■ **Source records**
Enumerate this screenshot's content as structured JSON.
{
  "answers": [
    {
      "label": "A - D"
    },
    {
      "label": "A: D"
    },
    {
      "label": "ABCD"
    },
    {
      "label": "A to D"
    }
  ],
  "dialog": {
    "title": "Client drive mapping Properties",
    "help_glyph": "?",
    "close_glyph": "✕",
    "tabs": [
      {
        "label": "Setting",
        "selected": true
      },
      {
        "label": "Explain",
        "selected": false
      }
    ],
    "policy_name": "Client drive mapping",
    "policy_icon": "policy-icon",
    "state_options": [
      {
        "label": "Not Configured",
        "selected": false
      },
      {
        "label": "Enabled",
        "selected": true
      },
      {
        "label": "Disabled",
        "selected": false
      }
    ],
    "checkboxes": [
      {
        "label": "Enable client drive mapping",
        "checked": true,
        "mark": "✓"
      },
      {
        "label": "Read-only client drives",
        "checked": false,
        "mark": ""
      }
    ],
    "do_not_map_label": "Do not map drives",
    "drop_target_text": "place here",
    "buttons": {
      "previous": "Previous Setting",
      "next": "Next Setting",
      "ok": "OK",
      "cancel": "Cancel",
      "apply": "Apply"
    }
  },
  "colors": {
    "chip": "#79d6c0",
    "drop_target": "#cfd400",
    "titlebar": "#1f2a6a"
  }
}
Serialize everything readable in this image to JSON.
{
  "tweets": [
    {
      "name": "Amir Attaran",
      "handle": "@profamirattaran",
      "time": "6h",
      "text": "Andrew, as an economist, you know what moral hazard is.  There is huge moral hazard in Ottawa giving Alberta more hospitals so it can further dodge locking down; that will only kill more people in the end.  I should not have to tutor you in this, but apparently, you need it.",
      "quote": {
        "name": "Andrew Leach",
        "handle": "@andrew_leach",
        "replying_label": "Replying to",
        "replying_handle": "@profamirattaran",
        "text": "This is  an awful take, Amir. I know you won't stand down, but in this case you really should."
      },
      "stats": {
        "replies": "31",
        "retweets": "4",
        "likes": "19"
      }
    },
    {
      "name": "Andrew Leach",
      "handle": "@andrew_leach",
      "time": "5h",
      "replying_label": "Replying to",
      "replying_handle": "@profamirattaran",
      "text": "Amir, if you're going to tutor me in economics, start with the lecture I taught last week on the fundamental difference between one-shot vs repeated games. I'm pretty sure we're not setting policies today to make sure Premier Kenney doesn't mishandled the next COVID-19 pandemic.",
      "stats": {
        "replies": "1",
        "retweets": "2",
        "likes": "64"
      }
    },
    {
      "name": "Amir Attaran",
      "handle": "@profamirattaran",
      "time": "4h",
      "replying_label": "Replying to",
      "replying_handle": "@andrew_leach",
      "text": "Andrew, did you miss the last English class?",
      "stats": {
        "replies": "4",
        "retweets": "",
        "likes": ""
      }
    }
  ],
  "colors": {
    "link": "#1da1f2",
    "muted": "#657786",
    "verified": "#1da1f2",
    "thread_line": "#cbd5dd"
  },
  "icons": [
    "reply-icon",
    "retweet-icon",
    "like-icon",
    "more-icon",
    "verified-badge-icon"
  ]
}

■ **What to do**
Print the material above once more, exactly.

■ **Completed task**
Enumerate this screenshot's content as structured JSON.
{
  "answers": [
    {
      "label": "A - D"
    },
    {
      "label": "A: D"
    },
    {
      "label": "ABCD"
    },
    {
      "label": "A to D"
    }
  ],
  "dialog": {
    "title": "Client drive mapping Properties",
    "help_glyph": "?",
    "close_glyph": "✕",
    "tabs": [
      {
        "label": "Setting",
        "selected": true
      },
      {
        "label": "Explain",
        "selected": false
      }
    ],
    "policy_name": "Client drive mapping",
    "policy_icon": "policy-icon",
    "state_options": [
      {
        "label": "Not Configured",
        "selected": false
      },
      {
        "label": "Enabled",
        "selected": true
      },
      {
        "label": "Disabled",
        "selected": false
      }
    ],
    "checkboxes": [
      {
        "label": "Enable client drive mapping",
        "checked": true,
        "mark": "✓"
      },
      {
        "label": "Read-only client drives",
        "checked": false,
        "mark": ""
      }
    ],
    "do_not_map_label": "Do not map drives",
    "drop_target_text": "place here",
    "buttons": {
      "previous": "Previous Setting",
      "next": "Next Setting",
      "ok": "OK",
      "cancel": "Cancel",
      "apply": "Apply"
    }
  },
  "colors": {
    "chip": "#79d6c0",
    "drop_target": "#cfd400",
    "titlebar": "#1f2a6a"
  }
}
Serialize everything readable in this image to JSON.
{
  "tweets": [
    {
      "name": "Amir Attaran",
      "handle": "@profamirattaran",
      "time": "6h",
      "text": "Andrew, as an economist, you know what moral hazard is.  There is huge moral hazard in Ottawa giving Alberta more hospitals so it can further dodge locking down; that will only kill more people in the end.  I should not have to tutor you in this, but apparently, you need it.",
      "quote": {
        "name": "Andrew Leach",
        "handle": "@andrew_leach",
        "replying_label": "Replying to",
        "replying_handle": "@profamirattaran",
        "text": "This is  an awful take, Amir. I know you won't stand down, but in this case you really should."
      },
      "stats": {
        "replies": "31",
        "retweets": "4",
        "likes": "19"
      }
    },
    {
      "name": "Andrew Leach",
      "handle": "@andrew_leach",
      "time": "5h",
      "replying_label": "Replying to",
      "replying_handle": "@profamirattaran",
      "text": "Amir, if you're going to tutor me in economics, start with the lecture I taught last week on the fundamental difference between one-shot vs repeated games. I'm pretty sure we're not setting policies today to make sure Premier Kenney doesn't mishandled the next COVID-19 pandemic.",
      "stats": {
        "replies": "1",
        "retweets": "2",
        "likes": "64"
      }
    },
    {
      "name": "Amir Attaran",
      "handle": "@profamirattaran",
      "time": "4h",
      "replying_label": "Replying to",
      "replying_handle": "@andrew_leach",
      "text": "Andrew, did you miss the last English class?",
      "stats": {
        "replies": "4",
        "retweets": "",
        "likes": ""
      }
    }
  ],
  "colors": {
    "link": "#1da1f2",
    "muted": "#657786",
    "verified": "#1da1f2",
    "thread_line": "#cbd5dd"
  },
  "icons": [
    "reply-icon",
    "retweet-icon",
    "like-icon",
    "more-icon",
    "verified-badge-icon"
  ]
}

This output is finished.